Ни одного урока не проходило у нас без упоминания имени Сталина, а песню со словами: «Сталин — наша слава боевая, Сталин — нашей юности полет, с песнями борясь и побеждая, наш народ за Сталиным идет!», мы исполняли, как клятву. На каждом пионерском сборе мы скандировали: «Спасибо товарищу Сталину за наше счастливое детство!».
И хотя я не помню в своем детстве дня, когда бы меня не мучил голод, эти слова я произносила от чистого сердца, с огромной любовью к Нему! Нас в семье было трое. Мама, Екатерина Федоровна Бахтина, — учитель математики, сестра Людмила и я.
Это сейчас я понимаю, почему мама даже не пыталась развенчать в наших глазах миф о Сталине. Она боялась. Не за себя — за нас.
Отца забрали в декабре 1937 года, когда мне было 11 месяцев, а сестре — около трех лет. Маму всю жизнь мучил страх: что будет с нами, если заберут и ее. Наскоро собравшись, она уехала с нами из сибирского города Ленинска-Кузнецкого к своим родным в Поволжье.

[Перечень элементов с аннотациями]
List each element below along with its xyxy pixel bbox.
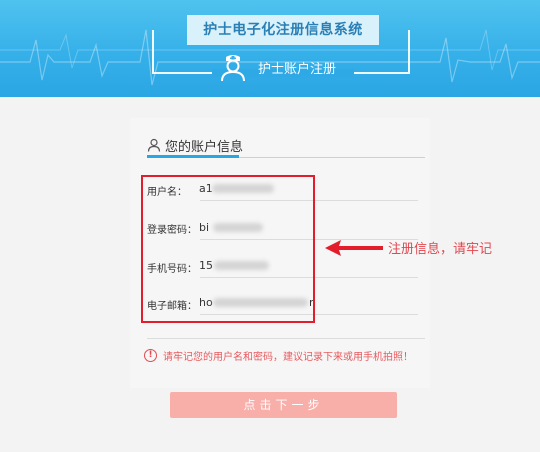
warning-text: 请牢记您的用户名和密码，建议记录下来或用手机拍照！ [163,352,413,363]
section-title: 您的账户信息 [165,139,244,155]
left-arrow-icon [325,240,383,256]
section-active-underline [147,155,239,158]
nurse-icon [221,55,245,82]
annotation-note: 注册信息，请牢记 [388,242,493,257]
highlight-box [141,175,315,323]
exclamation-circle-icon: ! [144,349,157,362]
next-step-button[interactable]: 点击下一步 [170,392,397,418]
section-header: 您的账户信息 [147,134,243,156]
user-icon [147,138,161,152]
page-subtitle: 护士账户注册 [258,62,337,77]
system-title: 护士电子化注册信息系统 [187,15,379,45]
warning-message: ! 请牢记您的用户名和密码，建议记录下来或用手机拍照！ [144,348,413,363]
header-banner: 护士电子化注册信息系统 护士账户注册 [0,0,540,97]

◆ Задания к выполнению ◆
1. Изложите содержание текста в двух предложениях.
2. Перепечатайте фрагмент перечня начиная со строки, в которой содержится «warning-text: 请牢记您的用户名和密码，建议记录下来或用手机拍照！ [163,352,413,363]», и до конца перечня, включив обе границы.
Текст и перечень получены из разных источников.

◆ Результаты по заданиям ◆
1. В школе имя Сталина звучало на каждом уроке, а на пионерских сборах дети благодарили его за счастливое детство, и эти слова произносились искренне, хотя голод не отступал ни дня. Мать, учитель математики Екатерина Федоровна Бахтина, не развенчивала миф о Сталине из страха за детей, а после ареста отца в декабре 1937 года она увезла семью из Ленинска-Кузнецкого к родным в Поволжье.

2.
warning-text: 请牢记您的用户名和密码，建议记录下来或用手机拍照！ [163,352,413,363]
section-title: 您的账户信息 [165,139,244,155]
left-arrow-icon [325,240,383,256]
section-active-underline [147,155,239,158]
nurse-icon [221,55,245,82]
annotation-note: 注册信息，请牢记 [388,242,493,257]
highlight-box [141,175,315,323]
exclamation-circle-icon: ! [144,349,157,362]
next-step-button[interactable]: 点击下一步 [170,392,397,418]
section-header: 您的账户信息 [147,134,243,156]
user-icon [147,138,161,152]
page-subtitle: 护士账户注册 [258,62,337,77]
system-title: 护士电子化注册信息系统 [187,15,379,45]
warning-message: ! 请牢记您的用户名和密码，建议记录下来或用手机拍照！ [144,348,413,363]
header-banner: 护士电子化注册信息系统 护士账户注册 [0,0,540,97]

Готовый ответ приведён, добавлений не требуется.